━━━━━ Passage

# Z97 or Z87



## cookiemonster (Oct 4, 2014)

Hi I was thinking of upgrading my mobo and processor to Intel Core i5 4690K 3.5GHz Socket 1150 6MB L3 Cache Retail Boxed Processor would I notice any difference and any ideas on a Gigabyte Z97 OR Z87 mobo which would be best or at least on the same par as what I have got.


----------



## Cybrnook2002 (Oct 4, 2014)

Z97 offers newer expansion options over Z87. For instance, I am in love with my M.2 SSD........


----------



## Jetster (Oct 4, 2014)

i5 3570K to i5 4690K your not going to notice any difference. They overclock about the same. To Z97 you will have some new fetures depending on what board you get. M.2 and  SATA express


----------



## GreiverBlade (Oct 4, 2014)

Jetster said:


> To Z97 you will have some new fetures depending on what board you get. M.2 and E SATA


and Broadwell compatibility... none the less


----------



## cadaveca (Oct 4, 2014)

━━━━━━━━━━

▶ **Your tasks**:
a) In the Z97 or Z87 thread, which processor is cookiemonster thinking of upgrading to?
b) Pick up the Z97 or Z87 thread where it stops and keep it going.
The records have nothing to do with the Z97 or Z87 thread.

━━━━━ Supplied data

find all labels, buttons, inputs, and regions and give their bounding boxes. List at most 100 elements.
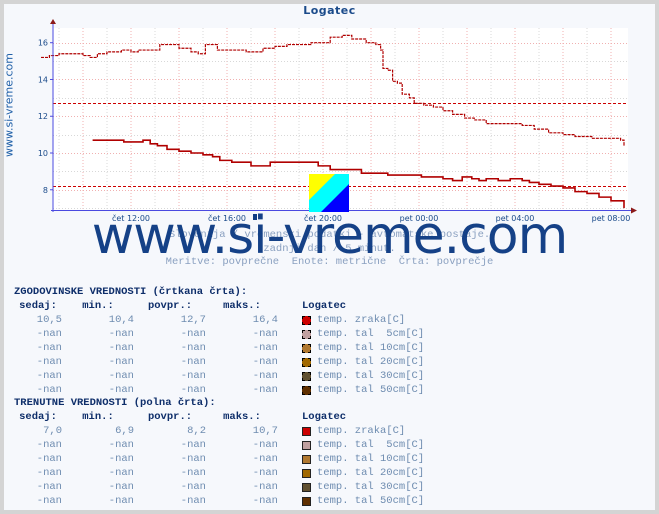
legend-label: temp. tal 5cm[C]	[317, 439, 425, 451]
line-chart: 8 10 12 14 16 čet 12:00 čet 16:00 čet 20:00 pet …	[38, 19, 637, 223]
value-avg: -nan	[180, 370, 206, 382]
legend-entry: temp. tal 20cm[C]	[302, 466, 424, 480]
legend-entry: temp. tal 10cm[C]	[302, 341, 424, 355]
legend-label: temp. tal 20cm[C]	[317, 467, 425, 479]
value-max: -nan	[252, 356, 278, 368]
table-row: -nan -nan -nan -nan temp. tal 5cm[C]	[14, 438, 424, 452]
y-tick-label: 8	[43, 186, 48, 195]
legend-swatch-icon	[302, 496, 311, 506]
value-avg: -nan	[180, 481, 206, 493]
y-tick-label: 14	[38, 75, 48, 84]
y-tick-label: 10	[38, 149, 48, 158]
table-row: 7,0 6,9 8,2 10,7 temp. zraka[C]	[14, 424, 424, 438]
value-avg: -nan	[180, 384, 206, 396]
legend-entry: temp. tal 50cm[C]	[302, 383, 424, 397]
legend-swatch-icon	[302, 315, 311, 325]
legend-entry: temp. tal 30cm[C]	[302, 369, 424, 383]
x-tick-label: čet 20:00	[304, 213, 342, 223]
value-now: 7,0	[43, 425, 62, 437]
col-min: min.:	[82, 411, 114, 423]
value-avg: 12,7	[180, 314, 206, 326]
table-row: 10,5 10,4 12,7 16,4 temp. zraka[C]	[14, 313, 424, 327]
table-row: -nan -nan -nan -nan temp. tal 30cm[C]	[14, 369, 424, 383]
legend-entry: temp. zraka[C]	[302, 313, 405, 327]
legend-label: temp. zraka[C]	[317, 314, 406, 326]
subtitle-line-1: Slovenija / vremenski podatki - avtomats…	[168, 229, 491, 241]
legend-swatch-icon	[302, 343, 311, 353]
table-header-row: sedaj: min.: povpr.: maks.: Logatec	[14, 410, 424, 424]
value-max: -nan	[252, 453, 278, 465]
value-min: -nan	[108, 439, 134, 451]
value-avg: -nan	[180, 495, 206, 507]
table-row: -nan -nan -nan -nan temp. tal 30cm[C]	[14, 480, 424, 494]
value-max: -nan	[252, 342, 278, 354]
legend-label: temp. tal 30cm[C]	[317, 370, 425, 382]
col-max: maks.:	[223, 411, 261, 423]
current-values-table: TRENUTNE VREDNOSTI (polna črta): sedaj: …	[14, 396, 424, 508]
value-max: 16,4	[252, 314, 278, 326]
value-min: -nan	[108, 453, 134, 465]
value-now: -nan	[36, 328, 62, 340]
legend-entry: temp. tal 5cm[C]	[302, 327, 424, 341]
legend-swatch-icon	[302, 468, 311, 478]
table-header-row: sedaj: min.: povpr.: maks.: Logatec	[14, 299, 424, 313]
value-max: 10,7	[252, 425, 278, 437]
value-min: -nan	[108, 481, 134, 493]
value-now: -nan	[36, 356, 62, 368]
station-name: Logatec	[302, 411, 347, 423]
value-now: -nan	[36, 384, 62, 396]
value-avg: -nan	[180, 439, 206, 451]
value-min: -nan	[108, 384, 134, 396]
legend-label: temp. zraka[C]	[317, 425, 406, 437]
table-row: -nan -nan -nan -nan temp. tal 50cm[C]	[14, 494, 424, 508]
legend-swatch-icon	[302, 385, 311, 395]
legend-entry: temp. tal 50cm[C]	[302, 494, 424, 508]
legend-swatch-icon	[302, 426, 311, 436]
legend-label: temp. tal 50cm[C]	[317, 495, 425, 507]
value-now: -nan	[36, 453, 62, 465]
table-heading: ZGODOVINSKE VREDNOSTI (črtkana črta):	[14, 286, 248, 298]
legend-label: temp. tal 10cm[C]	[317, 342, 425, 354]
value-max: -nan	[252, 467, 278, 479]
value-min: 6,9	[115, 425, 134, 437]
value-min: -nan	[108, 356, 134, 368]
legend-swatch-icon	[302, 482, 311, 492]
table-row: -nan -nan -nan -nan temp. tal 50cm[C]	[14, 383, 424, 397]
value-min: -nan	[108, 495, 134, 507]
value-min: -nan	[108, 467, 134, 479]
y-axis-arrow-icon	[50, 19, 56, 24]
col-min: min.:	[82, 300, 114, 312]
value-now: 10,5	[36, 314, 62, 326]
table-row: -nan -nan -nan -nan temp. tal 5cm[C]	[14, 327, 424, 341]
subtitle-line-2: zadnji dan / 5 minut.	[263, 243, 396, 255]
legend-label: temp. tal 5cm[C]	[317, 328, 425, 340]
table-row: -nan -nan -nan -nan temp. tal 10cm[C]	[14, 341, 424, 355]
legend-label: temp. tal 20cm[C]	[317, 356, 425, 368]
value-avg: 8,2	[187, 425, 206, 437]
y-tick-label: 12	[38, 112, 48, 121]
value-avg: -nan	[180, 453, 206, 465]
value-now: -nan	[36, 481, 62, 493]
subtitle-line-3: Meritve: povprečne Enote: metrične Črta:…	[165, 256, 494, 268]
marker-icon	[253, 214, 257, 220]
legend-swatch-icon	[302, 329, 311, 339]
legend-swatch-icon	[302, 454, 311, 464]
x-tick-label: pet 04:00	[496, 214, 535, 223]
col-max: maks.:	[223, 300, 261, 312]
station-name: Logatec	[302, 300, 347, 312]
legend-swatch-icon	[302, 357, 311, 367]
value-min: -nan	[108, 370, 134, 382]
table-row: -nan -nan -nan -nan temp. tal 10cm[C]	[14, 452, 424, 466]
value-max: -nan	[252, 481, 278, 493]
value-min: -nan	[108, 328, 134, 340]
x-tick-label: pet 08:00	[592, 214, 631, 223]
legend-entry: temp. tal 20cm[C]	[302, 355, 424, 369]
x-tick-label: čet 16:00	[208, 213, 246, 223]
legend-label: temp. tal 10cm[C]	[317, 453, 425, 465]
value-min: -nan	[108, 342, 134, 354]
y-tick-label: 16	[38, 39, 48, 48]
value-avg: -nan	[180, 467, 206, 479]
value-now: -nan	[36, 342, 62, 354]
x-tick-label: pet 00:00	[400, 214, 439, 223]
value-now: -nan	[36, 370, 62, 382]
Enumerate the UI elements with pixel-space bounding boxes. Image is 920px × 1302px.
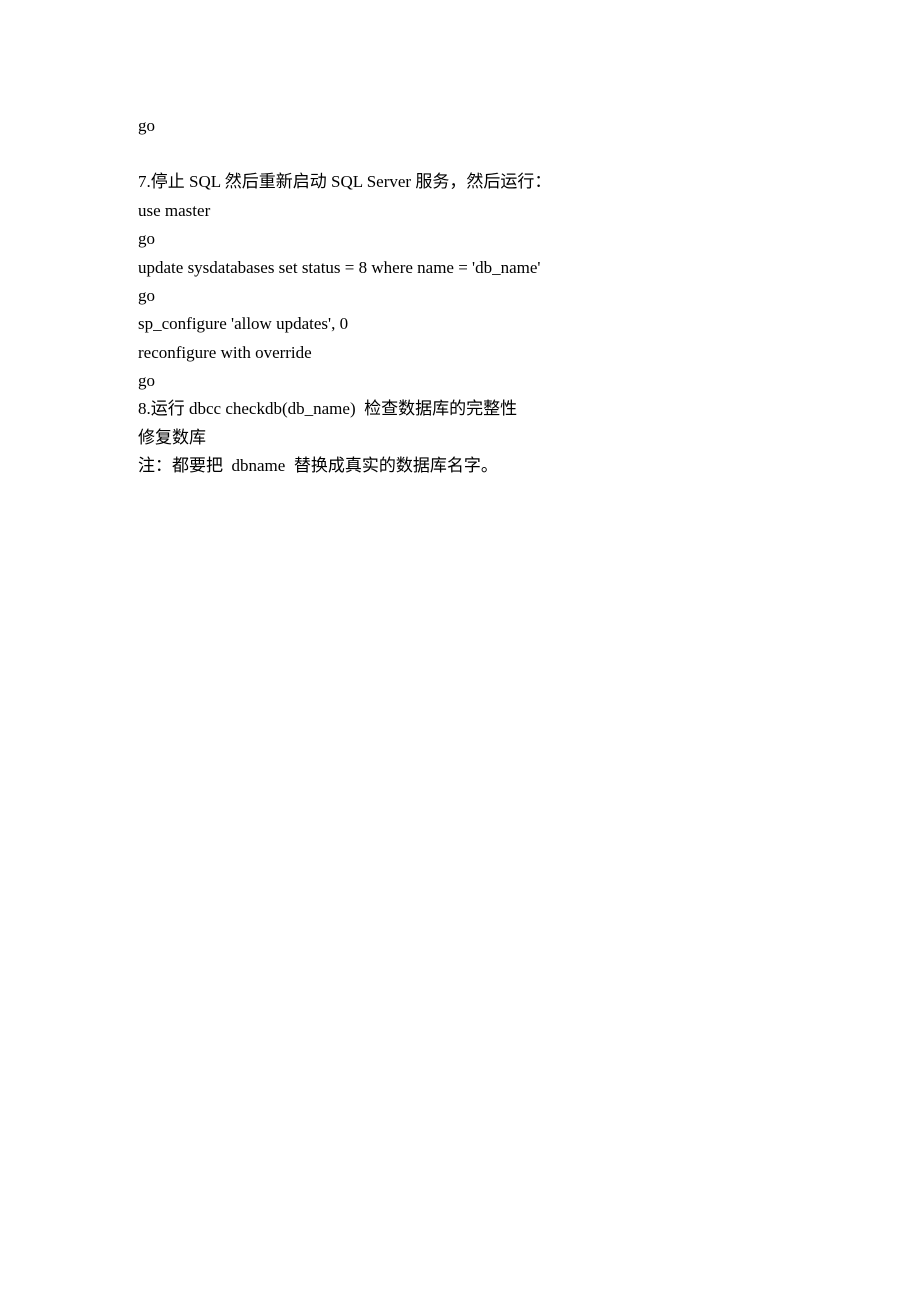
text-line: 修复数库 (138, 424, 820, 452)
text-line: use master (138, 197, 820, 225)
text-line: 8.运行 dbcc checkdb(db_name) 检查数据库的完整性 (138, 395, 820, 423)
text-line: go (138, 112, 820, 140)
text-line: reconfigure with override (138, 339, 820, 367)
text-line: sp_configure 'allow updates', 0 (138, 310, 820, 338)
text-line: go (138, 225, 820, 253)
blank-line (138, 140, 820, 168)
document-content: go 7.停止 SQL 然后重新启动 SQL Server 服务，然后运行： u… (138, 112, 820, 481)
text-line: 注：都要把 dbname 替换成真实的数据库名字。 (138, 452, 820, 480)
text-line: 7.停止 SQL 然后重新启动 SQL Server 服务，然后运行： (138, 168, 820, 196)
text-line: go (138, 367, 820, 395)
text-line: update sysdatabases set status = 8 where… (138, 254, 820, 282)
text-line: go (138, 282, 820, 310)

━━━━━━━━━━

▶ **Responses to the tasks**:
a) The Intel Core i5 4690K 3.5GHz Socket 1150 processor with 6MB L3 cache.

b)
cookiemonster said:


> Hi I was thinking of upgrading my mobo and processor to Intel Core i5 4690K 3.5GHz Socket 1150 6MB L3 Cache Retail Boxed Processor would I notice any difference and any ideas on a Gigabyte Z97 OR Z87 mobo which would be best or at least on the same par as what I have got.


Z97 chipset and Z87 are the same...except for two things. These two things will make the choice for you.




One is drive support. This is a personal choice thing, so if you want to buy an M.2 drive, or may be a SATA Express drive in the future, you might choose Z97. If not, Z87 is fine.



The other is VRM difference to support Devil's Canyon and Haswell Refresh CPUs fully.


So the answer to your question is that based on your CPU choice, Z97 is the only choice you should make. If you had chosen, or change your mind to, an earlier version of the Haswell CPUs, then Z87 is the one to make.

Of course, if running stock clocks, then either one is fine, However, when it comes time to overclock, the differences in VRM design that is included with these chipsets must match the CPU that is installed for maximum potential, and that's that. There was ZERO other reason for the Z97 release. People might say this product was Intel meeting the demands of the board makers for a new product, but honestly, that product was the Devil's Canyon CPU, and that CPU required a VRM change. The new PCB used with the Devil's Canyon CPUs is the rest of that recipe that baked this cake.


----------



## springs113 (Oct 4, 2014)

cadaveca said:


> Z97 chipset and Z87 are the same...except for two things. These two things will make the choice for you.
> 
> 
> 
> ...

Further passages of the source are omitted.